CHALLENGE: Scan the entries and tally the lines that include the string "Journal". Reply with the figure alone.

◆ ◆ ◆ ◆

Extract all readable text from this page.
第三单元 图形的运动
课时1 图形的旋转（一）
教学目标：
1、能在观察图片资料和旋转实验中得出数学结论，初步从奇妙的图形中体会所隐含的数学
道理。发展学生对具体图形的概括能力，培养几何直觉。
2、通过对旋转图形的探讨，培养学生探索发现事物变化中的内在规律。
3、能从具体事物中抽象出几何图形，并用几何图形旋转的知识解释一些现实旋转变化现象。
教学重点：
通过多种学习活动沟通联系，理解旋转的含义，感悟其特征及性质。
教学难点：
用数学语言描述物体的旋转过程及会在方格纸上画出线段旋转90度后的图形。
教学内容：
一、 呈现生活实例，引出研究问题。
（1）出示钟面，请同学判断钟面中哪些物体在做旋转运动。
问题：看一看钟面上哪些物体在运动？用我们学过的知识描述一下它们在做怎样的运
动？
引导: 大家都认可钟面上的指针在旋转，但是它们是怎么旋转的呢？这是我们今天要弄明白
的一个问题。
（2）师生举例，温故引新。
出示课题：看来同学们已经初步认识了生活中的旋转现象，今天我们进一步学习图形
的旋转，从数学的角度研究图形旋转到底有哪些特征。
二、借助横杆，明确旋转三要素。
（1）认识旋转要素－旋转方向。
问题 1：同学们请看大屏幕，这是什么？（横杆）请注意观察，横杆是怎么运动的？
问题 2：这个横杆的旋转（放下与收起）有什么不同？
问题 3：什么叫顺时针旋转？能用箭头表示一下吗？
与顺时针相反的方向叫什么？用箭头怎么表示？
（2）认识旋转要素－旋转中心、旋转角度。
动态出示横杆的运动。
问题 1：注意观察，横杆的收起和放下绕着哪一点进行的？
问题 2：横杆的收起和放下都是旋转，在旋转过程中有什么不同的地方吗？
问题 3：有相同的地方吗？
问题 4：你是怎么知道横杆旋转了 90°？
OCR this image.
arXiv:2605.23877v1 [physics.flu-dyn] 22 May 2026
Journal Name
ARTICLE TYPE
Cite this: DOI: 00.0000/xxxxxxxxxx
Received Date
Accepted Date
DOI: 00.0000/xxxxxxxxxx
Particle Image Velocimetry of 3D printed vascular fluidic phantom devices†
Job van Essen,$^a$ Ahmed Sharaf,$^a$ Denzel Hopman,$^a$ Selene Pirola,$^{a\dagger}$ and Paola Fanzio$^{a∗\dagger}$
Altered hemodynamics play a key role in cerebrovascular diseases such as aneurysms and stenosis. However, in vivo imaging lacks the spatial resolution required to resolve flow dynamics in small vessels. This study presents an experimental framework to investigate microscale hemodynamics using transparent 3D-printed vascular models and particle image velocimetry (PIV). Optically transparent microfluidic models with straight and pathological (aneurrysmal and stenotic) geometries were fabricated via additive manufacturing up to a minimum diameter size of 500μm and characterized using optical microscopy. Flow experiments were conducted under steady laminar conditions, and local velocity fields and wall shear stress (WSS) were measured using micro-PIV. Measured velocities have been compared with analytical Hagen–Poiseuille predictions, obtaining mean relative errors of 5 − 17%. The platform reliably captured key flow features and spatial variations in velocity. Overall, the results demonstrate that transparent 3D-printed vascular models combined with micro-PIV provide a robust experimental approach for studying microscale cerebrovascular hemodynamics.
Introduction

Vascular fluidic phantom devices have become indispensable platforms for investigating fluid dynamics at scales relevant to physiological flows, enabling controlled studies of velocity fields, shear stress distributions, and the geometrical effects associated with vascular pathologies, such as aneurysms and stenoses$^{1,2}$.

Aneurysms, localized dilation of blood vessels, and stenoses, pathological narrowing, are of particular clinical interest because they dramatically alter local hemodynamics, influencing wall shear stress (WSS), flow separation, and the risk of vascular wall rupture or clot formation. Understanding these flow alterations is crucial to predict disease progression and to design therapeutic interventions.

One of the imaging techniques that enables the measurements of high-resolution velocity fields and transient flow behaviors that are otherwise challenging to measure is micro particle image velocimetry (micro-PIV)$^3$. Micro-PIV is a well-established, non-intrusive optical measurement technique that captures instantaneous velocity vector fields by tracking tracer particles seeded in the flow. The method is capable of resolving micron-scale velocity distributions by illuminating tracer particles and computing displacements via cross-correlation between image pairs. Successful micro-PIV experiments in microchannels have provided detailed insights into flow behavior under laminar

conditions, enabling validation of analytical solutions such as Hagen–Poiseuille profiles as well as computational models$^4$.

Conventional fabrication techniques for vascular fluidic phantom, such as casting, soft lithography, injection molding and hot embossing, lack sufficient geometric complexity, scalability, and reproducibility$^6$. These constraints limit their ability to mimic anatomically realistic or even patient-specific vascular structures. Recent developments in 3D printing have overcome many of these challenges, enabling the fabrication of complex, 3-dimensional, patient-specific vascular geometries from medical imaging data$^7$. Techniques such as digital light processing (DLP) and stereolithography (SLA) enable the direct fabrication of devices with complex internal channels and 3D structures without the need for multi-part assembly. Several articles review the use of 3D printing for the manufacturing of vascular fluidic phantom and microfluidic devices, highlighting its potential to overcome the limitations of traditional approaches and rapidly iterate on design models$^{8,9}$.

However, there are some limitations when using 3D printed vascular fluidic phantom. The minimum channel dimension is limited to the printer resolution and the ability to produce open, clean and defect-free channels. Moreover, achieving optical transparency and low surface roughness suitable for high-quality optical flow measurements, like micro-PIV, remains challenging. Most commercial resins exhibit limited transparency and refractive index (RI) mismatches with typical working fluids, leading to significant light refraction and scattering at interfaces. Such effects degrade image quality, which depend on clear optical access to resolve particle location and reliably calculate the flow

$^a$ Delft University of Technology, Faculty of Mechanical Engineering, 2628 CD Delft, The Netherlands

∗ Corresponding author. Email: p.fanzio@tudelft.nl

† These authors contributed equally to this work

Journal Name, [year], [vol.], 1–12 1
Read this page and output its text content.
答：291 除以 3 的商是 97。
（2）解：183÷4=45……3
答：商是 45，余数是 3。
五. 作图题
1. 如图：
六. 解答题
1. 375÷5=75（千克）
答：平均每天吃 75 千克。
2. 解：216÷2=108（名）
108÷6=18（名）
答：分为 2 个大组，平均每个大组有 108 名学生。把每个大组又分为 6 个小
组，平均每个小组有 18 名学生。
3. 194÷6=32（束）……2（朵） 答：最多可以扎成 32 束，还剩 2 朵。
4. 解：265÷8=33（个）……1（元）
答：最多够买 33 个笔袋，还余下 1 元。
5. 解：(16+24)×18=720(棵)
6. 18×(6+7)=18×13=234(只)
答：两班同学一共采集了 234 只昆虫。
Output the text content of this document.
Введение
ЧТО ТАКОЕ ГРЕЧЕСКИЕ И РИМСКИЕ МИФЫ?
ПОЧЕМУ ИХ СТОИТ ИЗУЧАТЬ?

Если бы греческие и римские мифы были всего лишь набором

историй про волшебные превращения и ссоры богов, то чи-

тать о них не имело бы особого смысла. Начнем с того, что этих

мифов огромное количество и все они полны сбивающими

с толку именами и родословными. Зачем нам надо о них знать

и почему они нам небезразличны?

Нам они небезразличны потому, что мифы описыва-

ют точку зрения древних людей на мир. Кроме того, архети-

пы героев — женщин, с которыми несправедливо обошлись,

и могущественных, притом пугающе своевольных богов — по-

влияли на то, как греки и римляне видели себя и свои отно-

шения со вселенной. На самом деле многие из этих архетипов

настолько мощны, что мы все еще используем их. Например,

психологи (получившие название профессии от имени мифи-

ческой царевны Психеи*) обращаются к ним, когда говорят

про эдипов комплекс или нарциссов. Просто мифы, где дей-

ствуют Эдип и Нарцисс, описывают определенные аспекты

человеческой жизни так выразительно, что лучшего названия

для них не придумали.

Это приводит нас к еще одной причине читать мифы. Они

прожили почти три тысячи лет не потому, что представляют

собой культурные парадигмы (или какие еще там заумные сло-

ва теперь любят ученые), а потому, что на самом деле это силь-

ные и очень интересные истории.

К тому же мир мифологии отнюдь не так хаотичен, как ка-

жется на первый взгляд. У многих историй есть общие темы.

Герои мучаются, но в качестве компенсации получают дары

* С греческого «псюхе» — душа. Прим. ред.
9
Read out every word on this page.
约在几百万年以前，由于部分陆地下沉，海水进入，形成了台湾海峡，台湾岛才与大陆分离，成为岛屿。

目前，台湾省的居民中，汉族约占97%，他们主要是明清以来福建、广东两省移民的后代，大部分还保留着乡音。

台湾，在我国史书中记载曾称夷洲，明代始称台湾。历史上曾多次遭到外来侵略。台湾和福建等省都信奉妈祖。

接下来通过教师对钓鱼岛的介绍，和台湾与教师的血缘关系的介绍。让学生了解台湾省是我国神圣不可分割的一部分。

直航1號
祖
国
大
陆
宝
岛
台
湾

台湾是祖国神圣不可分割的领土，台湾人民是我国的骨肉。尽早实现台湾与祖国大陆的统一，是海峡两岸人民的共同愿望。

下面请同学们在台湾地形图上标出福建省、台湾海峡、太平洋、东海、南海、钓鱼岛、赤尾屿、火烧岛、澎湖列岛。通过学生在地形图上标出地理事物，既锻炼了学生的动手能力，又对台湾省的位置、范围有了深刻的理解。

◆ ◆ ◆ ◆

THE COMPLETED TASK: 2